## What is required
Each entry below should be returned exactly as is, with the pictures removed.

===

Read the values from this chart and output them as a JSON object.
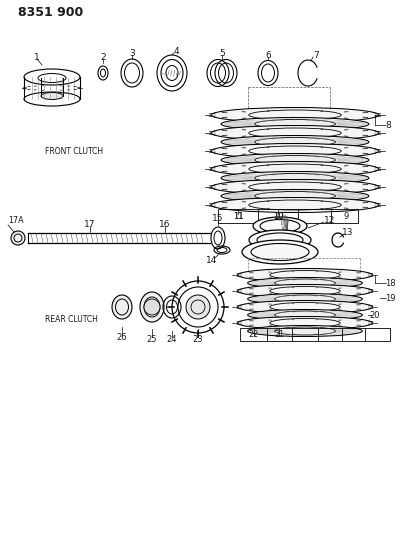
{
  "title": "8351 900",
  "bg": "#ffffff",
  "lc": "#1a1a1a",
  "front_clutch_label": "FRONT CLUTCH",
  "rear_clutch_label": "REAR CLUTCH",
  "figw": 4.1,
  "figh": 5.33,
  "dpi": 100
}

===

## Result of this exercise
Read the values from this chart and output them as a JSON object.
{
  "title": "8351 900",
  "bg": "#ffffff",
  "lc": "#1a1a1a",
  "front_clutch_label": "FRONT CLUTCH",
  "rear_clutch_label": "REAR CLUTCH",
  "figw": 4.1,
  "figh": 5.33,
  "dpi": 100
}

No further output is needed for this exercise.